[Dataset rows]
<<<<
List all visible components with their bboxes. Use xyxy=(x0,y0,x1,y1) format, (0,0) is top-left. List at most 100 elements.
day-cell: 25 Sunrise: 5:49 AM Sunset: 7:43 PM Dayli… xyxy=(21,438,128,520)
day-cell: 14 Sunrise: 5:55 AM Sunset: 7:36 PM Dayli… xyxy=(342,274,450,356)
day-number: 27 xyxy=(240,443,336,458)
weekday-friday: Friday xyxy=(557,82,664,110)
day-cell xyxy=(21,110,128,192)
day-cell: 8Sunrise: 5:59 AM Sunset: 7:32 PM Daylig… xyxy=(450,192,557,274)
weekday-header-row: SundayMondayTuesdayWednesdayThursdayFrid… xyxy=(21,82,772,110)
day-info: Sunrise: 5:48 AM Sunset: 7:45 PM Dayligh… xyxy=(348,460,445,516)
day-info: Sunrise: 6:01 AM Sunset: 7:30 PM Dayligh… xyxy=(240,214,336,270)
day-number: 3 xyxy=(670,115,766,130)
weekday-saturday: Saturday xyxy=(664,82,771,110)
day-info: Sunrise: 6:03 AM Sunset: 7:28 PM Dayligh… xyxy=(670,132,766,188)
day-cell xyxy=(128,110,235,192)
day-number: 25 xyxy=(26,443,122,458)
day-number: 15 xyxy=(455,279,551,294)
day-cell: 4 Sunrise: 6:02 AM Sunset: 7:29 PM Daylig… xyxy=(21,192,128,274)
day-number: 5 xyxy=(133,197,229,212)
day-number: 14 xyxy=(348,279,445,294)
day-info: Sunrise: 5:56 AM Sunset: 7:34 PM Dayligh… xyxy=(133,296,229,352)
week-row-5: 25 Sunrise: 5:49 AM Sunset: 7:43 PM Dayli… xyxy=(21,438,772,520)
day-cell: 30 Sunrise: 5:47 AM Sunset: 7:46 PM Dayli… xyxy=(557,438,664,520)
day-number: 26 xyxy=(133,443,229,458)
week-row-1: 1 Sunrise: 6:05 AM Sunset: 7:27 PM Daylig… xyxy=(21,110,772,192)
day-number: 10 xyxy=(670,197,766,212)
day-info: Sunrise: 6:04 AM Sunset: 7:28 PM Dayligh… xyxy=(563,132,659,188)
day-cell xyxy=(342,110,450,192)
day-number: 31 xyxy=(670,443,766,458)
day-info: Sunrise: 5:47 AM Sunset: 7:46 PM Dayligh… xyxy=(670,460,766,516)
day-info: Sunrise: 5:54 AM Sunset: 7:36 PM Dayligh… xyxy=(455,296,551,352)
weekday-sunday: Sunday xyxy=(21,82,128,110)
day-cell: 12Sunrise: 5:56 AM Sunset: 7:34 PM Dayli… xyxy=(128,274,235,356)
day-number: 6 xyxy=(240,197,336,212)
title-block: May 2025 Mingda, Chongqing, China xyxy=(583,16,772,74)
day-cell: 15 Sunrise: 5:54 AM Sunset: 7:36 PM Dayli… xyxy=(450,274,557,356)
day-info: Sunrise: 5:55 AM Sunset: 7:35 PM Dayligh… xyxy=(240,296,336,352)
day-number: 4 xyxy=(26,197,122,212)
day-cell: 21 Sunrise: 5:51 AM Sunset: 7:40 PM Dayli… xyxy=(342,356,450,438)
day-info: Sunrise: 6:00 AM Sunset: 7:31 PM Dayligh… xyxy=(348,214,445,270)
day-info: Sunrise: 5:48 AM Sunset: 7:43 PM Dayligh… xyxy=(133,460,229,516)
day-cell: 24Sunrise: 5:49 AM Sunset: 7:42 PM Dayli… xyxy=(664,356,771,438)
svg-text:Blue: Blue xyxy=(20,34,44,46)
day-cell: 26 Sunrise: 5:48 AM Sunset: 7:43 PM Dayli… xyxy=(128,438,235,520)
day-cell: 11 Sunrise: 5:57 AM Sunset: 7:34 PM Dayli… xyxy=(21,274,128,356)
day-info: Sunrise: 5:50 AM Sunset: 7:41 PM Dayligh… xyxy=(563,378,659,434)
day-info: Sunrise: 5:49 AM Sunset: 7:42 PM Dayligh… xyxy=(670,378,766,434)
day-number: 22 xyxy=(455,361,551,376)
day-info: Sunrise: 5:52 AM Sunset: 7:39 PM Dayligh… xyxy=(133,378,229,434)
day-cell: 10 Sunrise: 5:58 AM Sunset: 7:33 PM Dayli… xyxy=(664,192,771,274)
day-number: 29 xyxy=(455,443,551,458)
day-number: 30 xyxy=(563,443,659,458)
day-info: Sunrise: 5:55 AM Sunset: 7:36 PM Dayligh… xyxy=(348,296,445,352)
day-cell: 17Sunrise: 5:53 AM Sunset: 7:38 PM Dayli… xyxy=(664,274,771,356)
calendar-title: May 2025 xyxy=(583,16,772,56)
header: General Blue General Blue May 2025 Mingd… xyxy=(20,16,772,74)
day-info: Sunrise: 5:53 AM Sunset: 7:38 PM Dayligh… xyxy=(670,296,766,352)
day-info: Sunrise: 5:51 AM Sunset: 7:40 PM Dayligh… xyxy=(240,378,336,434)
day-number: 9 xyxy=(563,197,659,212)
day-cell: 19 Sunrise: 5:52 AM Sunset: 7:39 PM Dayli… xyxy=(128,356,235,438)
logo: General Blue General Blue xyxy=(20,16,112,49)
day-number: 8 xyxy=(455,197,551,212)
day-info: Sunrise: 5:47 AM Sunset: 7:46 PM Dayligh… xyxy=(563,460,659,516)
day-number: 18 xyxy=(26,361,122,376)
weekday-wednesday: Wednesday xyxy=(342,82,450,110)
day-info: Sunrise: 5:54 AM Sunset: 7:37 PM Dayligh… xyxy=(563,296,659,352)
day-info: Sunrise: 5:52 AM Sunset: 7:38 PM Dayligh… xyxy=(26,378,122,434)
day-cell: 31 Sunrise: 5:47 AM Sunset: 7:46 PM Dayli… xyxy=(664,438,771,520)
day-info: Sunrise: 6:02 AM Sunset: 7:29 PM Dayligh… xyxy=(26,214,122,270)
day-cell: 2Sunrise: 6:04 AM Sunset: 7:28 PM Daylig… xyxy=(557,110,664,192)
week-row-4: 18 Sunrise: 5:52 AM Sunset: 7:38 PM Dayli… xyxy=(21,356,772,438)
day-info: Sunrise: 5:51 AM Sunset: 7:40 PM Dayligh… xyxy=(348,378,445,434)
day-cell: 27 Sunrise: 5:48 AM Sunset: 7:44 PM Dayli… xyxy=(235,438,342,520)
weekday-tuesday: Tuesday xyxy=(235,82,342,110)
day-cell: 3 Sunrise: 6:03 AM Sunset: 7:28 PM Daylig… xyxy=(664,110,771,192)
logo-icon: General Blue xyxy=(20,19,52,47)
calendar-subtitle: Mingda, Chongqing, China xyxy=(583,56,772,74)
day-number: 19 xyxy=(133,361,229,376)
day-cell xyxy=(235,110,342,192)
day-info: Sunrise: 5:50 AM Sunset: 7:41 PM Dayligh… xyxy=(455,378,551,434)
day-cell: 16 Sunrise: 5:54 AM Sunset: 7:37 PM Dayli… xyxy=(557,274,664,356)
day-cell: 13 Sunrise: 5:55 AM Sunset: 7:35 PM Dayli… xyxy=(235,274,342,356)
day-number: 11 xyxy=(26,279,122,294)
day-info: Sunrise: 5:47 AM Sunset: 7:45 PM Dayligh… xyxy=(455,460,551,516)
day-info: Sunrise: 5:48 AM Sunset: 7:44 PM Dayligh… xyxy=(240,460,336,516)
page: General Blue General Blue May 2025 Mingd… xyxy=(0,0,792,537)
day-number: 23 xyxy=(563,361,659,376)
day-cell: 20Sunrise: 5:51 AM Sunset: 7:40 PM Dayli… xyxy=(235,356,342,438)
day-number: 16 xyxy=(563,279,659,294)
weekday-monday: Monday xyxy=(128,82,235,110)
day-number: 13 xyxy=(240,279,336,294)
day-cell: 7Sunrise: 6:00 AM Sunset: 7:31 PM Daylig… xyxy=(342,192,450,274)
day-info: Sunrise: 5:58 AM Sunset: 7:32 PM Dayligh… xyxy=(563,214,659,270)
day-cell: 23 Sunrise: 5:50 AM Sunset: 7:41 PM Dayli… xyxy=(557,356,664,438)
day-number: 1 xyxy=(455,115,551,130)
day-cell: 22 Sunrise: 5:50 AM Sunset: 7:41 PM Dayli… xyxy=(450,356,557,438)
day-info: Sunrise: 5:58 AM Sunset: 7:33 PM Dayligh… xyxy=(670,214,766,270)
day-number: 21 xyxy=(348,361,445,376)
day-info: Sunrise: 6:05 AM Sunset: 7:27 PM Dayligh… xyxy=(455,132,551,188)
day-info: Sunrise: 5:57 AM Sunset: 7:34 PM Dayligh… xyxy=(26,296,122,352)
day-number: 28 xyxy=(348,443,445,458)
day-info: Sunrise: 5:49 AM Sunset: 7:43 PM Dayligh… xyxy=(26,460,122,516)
>>>>
Return, word for word, the lines of the records from the very first one through the line that contains "weekday-saturday: Saturday xyxy=(664,82,771,110)", including that line.

:: RESULT OF THIS EXERCISE ::
List all visible components with their bboxes. Use xyxy=(x0,y0,x1,y1) format, (0,0) is top-left. List at most 100 elements.
day-cell: 25 Sunrise: 5:49 AM Sunset: 7:43 PM Dayli… xyxy=(21,438,128,520)
day-cell: 14 Sunrise: 5:55 AM Sunset: 7:36 PM Dayli… xyxy=(342,274,450,356)
day-number: 27 xyxy=(240,443,336,458)
weekday-friday: Friday xyxy=(557,82,664,110)
day-cell xyxy=(21,110,128,192)
day-cell: 8Sunrise: 5:59 AM Sunset: 7:32 PM Daylig… xyxy=(450,192,557,274)
weekday-header-row: SundayMondayTuesdayWednesdayThursdayFrid… xyxy=(21,82,772,110)
day-info: Sunrise: 5:48 AM Sunset: 7:45 PM Dayligh… xyxy=(348,460,445,516)
day-info: Sunrise: 6:01 AM Sunset: 7:30 PM Dayligh… xyxy=(240,214,336,270)
day-number: 3 xyxy=(670,115,766,130)
weekday-saturday: Saturday xyxy=(664,82,771,110)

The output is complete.